++++ Rows

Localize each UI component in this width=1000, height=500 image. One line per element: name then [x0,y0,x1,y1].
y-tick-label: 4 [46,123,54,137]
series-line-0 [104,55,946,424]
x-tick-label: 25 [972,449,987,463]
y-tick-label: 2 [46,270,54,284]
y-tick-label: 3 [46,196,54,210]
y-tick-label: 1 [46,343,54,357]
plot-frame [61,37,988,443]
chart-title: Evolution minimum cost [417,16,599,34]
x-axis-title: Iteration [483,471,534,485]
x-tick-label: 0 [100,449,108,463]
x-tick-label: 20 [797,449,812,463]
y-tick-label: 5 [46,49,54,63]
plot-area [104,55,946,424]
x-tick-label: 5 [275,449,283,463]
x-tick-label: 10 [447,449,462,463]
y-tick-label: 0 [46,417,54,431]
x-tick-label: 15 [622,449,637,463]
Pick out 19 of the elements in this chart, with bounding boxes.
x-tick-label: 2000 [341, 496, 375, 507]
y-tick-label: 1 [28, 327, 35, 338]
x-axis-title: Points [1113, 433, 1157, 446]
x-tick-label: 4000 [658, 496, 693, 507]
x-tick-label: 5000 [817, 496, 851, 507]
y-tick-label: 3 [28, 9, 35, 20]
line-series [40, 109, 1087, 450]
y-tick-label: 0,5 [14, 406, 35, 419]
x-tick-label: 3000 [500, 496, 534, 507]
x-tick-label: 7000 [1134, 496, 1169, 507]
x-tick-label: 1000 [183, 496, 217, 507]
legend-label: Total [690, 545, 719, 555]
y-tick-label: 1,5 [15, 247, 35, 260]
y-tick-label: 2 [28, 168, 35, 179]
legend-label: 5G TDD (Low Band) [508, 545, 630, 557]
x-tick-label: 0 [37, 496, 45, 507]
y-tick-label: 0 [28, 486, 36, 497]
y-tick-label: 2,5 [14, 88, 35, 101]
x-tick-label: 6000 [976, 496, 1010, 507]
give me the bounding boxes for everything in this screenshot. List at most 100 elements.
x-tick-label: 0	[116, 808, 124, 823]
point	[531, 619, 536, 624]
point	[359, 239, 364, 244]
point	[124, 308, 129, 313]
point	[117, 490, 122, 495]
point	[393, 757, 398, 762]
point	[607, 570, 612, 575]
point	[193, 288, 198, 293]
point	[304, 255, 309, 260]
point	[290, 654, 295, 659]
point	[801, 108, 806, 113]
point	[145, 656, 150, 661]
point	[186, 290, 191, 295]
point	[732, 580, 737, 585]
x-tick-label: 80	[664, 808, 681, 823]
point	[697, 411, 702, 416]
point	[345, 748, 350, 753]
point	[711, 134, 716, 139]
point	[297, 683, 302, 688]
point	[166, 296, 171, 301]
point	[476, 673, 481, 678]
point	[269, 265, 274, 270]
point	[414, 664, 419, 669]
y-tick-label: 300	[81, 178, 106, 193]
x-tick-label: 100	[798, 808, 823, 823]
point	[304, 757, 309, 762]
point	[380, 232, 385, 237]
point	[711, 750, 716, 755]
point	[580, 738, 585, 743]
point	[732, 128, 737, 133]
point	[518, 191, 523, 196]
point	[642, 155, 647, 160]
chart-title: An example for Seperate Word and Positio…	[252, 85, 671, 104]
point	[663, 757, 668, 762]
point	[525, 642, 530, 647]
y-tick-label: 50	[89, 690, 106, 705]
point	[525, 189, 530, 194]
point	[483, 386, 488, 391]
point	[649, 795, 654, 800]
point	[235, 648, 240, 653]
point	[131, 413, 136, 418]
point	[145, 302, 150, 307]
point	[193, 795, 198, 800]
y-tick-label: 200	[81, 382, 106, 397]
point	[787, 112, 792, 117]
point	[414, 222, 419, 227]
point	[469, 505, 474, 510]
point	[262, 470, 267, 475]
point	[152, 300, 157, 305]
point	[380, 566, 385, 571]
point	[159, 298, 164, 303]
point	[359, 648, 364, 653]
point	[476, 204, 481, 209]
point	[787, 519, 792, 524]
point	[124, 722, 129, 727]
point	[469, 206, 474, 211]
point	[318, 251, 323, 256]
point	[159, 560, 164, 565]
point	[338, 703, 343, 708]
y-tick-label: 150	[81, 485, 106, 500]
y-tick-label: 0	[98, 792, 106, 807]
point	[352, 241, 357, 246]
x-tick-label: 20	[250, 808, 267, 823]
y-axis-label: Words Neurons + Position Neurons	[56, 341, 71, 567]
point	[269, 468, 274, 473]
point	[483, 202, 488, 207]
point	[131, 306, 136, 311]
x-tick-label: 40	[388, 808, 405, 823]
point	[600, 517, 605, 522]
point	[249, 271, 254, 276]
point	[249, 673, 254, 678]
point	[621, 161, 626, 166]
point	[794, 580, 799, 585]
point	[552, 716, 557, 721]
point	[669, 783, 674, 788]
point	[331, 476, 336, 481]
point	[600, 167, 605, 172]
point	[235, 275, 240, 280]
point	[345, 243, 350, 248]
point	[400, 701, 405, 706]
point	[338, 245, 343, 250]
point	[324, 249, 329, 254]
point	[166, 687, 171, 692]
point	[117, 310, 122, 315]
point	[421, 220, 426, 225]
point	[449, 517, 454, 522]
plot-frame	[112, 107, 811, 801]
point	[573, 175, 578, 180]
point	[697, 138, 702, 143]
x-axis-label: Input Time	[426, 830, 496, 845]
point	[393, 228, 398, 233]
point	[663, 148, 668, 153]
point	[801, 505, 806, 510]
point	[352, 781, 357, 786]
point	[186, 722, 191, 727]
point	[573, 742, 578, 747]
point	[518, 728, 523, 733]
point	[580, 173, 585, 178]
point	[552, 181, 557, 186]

++++++++

**Set exercise:** Turn every line of the items above into a numbered list, leaving out any blank lines.

**Output below:**
1. Localize each UI component in this width=1000, height=500 image. One line per element: name then [x0,y0,x1,y1].
2. y-tick-label: 4 [46,123,54,137]
3. series-line-0 [104,55,946,424]
4. x-tick-label: 25 [972,449,987,463]
5. y-tick-label: 2 [46,270,54,284]
6. y-tick-label: 3 [46,196,54,210]
7. y-tick-label: 1 [46,343,54,357]
8. plot-frame [61,37,988,443]
9. chart-title: Evolution minimum cost [417,16,599,34]
10. x-axis-title: Iteration [483,471,534,485]
11. x-tick-label: 0 [100,449,108,463]
12. x-tick-label: 20 [797,449,812,463]
13. y-tick-label: 5 [46,49,54,63]
14. plot-area [104,55,946,424]
15. x-tick-label: 5 [275,449,283,463]
16. x-tick-label: 10 [447,449,462,463]
17. y-tick-label: 0 [46,417,54,431]
18. x-tick-label: 15 [622,449,637,463]
19. Pick out 19 of the elements in this chart, with bounding boxes.
20. x-tick-label: 2000 [341, 496, 375, 507]
21. y-tick-label: 1 [28, 327, 35, 338]
22. x-axis-title: Points [1113, 433, 1157, 446]
23. x-tick-label: 4000 [658, 496, 693, 507]
24. x-tick-label: 5000 [817, 496, 851, 507]
25. y-tick-label: 3 [28, 9, 35, 20]
26. line-series [40, 109, 1087, 450]
27. y-tick-label: 0,5 [14, 406, 35, 419]
28. x-tick-label: 3000 [500, 496, 534, 507]
29. x-tick-label: 7000 [1134, 496, 1169, 507]
30. x-tick-label: 1000 [183, 496, 217, 507]
31. legend-label: Total [690, 545, 719, 555]
32. y-tick-label: 1,5 [15, 247, 35, 260]
33. y-tick-label: 2 [28, 168, 35, 179]
34. legend-label: 5G TDD (Low Band) [508, 545, 630, 557]
35. x-tick-label: 0 [37, 496, 45, 507]
36. y-tick-label: 0 [28, 486, 36, 497]
37. y-tick-label: 2,5 [14, 88, 35, 101]
38. x-tick-label: 6000 [976, 496, 1010, 507]
39. give me the bounding boxes for everything in this screenshot. List at most 100 elements.
40. x-tick-label: 0	[116, 808, 124, 823]
41. point	[531, 619, 536, 624]
42. point	[359, 239, 364, 244]
43. point	[124, 308, 129, 313]
44. point	[117, 490, 122, 495]
45. point	[393, 757, 398, 762]
46. point	[607, 570, 612, 575]
47. point	[193, 288, 198, 293]
48. point	[304, 255, 309, 260]
49. point	[290, 654, 295, 659]
50. point	[801, 108, 806, 113]
51. point	[145, 656, 150, 661]
52. point	[186, 290, 191, 295]
53. point	[732, 580, 737, 585]
54. x-tick-label: 80	[664, 808, 681, 823]
55. point	[697, 411, 702, 416]
56. point	[345, 748, 350, 753]
57. point	[711, 134, 716, 139]
58. point	[297, 683, 302, 688]
59. point	[166, 296, 171, 301]
60. point	[476, 673, 481, 678]
61. point	[269, 265, 274, 270]
62. point	[414, 664, 419, 669]
63. y-tick-label: 300	[81, 178, 106, 193]
64. x-tick-label: 100	[798, 808, 823, 823]
65. point	[304, 757, 309, 762]
66. point	[380, 232, 385, 237]
67. point	[711, 750, 716, 755]
68. point	[580, 738, 585, 743]
69. point	[732, 128, 737, 133]
70. point	[518, 191, 523, 196]
71. point	[642, 155, 647, 160]
72. chart-title: An example for Seperate Word and Positio…	[252, 85, 671, 104]
73. point	[663, 757, 668, 762]
74. point	[525, 642, 530, 647]
75. y-tick-label: 50	[89, 690, 106, 705]
76. point	[525, 189, 530, 194]
77. point	[483, 386, 488, 391]
78. point	[649, 795, 654, 800]
79. point	[235, 648, 240, 653]
80. point	[131, 413, 136, 418]
81. point	[145, 302, 150, 307]
82. point	[193, 795, 198, 800]
83. y-tick-label: 200	[81, 382, 106, 397]
84. point	[787, 112, 792, 117]
85. point	[414, 222, 419, 227]
86. point	[469, 505, 474, 510]
87. point	[262, 470, 267, 475]
88. point	[152, 300, 157, 305]
89. point	[380, 566, 385, 571]
90. point	[159, 298, 164, 303]
91. point	[359, 648, 364, 653]
92. point	[476, 204, 481, 209]
93. point	[787, 519, 792, 524]
94. point	[124, 722, 129, 727]
95. point	[469, 206, 474, 211]
96. point	[318, 251, 323, 256]
97. point	[159, 560, 164, 565]
98. point	[338, 703, 343, 708]
99. y-tick-label: 150	[81, 485, 106, 500]
100. y-tick-label: 0	[98, 792, 106, 807]
101. point	[352, 241, 357, 246]
102. x-tick-label: 20	[250, 808, 267, 823]
103. y-axis-label: Words Neurons + Position Neurons	[56, 341, 71, 567]
104. point	[269, 468, 274, 473]
105. point	[483, 202, 488, 207]
106. point	[131, 306, 136, 311]
107. x-tick-label: 40	[388, 808, 405, 823]
108. point	[600, 517, 605, 522]
109. point	[249, 271, 254, 276]
110. point	[249, 673, 254, 678]
111. point	[621, 161, 626, 166]
112. point	[794, 580, 799, 585]
113. point	[552, 716, 557, 721]
114. point	[669, 783, 674, 788]
115. point	[331, 476, 336, 481]
116. point	[600, 167, 605, 172]
117. point	[235, 275, 240, 280]
118. point	[345, 243, 350, 248]
119. point	[400, 701, 405, 706]
120. point	[338, 245, 343, 250]
121. point	[324, 249, 329, 254]
122. point	[166, 687, 171, 692]
123. point	[117, 310, 122, 315]
124. point	[421, 220, 426, 225]
125. point	[449, 517, 454, 522]
126. plot-frame	[112, 107, 811, 801]
127. point	[573, 175, 578, 180]
128. point	[697, 138, 702, 143]
129. x-axis-label: Input Time	[426, 830, 496, 845]
130. point	[393, 228, 398, 233]
131. point	[663, 148, 668, 153]
132. point	[801, 505, 806, 510]
133. point	[352, 781, 357, 786]
134. point	[186, 722, 191, 727]
135. point	[573, 742, 578, 747]
136. point	[518, 728, 523, 733]
137. point	[580, 173, 585, 178]
138. point	[552, 181, 557, 186]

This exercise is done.